◆ TASK BRIEF: Extract all records. Keep each one exact.
----
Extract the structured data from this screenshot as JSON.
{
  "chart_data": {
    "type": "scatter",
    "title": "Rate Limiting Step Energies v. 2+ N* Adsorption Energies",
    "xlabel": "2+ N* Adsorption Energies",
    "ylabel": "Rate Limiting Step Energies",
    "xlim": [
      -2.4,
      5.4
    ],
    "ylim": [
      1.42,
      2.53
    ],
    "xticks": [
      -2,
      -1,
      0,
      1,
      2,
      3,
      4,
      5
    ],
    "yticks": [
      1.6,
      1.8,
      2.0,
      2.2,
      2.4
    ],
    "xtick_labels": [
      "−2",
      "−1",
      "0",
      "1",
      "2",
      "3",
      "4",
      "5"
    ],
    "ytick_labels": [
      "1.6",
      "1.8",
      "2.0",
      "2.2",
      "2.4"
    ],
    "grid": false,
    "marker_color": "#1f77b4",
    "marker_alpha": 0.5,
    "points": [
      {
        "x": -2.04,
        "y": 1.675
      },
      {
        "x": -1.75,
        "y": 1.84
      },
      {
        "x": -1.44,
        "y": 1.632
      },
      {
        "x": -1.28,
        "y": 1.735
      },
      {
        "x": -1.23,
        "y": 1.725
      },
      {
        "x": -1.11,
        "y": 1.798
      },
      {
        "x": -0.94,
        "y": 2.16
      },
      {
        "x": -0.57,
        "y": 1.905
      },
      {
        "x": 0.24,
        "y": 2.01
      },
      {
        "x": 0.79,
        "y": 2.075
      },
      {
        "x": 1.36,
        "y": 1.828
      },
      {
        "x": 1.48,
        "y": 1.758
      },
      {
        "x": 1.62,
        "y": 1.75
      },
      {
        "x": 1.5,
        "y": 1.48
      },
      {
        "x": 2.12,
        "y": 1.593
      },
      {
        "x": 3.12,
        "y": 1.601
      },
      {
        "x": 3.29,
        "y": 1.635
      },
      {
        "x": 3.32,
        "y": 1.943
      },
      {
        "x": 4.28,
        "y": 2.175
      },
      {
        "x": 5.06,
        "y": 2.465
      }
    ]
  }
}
----
◆ WRITTEN SOLUTION:
Extract the structured data from this screenshot as JSON.
{
  "chart_data": {
    "type": "scatter",
    "title": "Rate Limiting Step Energies v. 2+ N* Adsorption Energies",
    "xlabel": "2+ N* Adsorption Energies",
    "ylabel": "Rate Limiting Step Energies",
    "xlim": [
      -2.4,
      5.4
    ],
    "ylim": [
      1.42,
      2.53
    ],
    "xticks": [
      -2,
      -1,
      0,
      1,
      2,
      3,
      4,
      5
    ],
    "yticks": [
      1.6,
      1.8,
      2.0,
      2.2,
      2.4
    ],
    "xtick_labels": [
      "−2",
      "−1",
      "0",
      "1",
      "2",
      "3",
      "4",
      "5"
    ],
    "ytick_labels": [
      "1.6",
      "1.8",
      "2.0",
      "2.2",
      "2.4"
    ],
    "grid": false,
    "marker_color": "#1f77b4",
    "marker_alpha": 0.5,
    "points": [
      {
        "x": -2.04,
        "y": 1.675
      },
      {
        "x": -1.75,
        "y": 1.84
      },
      {
        "x": -1.44,
        "y": 1.632
      },
      {
        "x": -1.28,
        "y": 1.735
      },
      {
        "x": -1.23,
        "y": 1.725
      },
      {
        "x": -1.11,
        "y": 1.798
      },
      {
        "x": -0.94,
        "y": 2.16
      },
      {
        "x": -0.57,
        "y": 1.905
      },
      {
        "x": 0.24,
        "y": 2.01
      },
      {
        "x": 0.79,
        "y": 2.075
      },
      {
        "x": 1.36,
        "y": 1.828
      },
      {
        "x": 1.48,
        "y": 1.758
      },
      {
        "x": 1.62,
        "y": 1.75
      },
      {
        "x": 1.5,
        "y": 1.48
      },
      {
        "x": 2.12,
        "y": 1.593
      },
      {
        "x": 3.12,
        "y": 1.601
      },
      {
        "x": 3.29,
        "y": 1.635
      },
      {
        "x": 3.32,
        "y": 1.943
      },
      {
        "x": 4.28,
        "y": 2.175
      },
      {
        "x": 5.06,
        "y": 2.465
      }
    ]
  }
}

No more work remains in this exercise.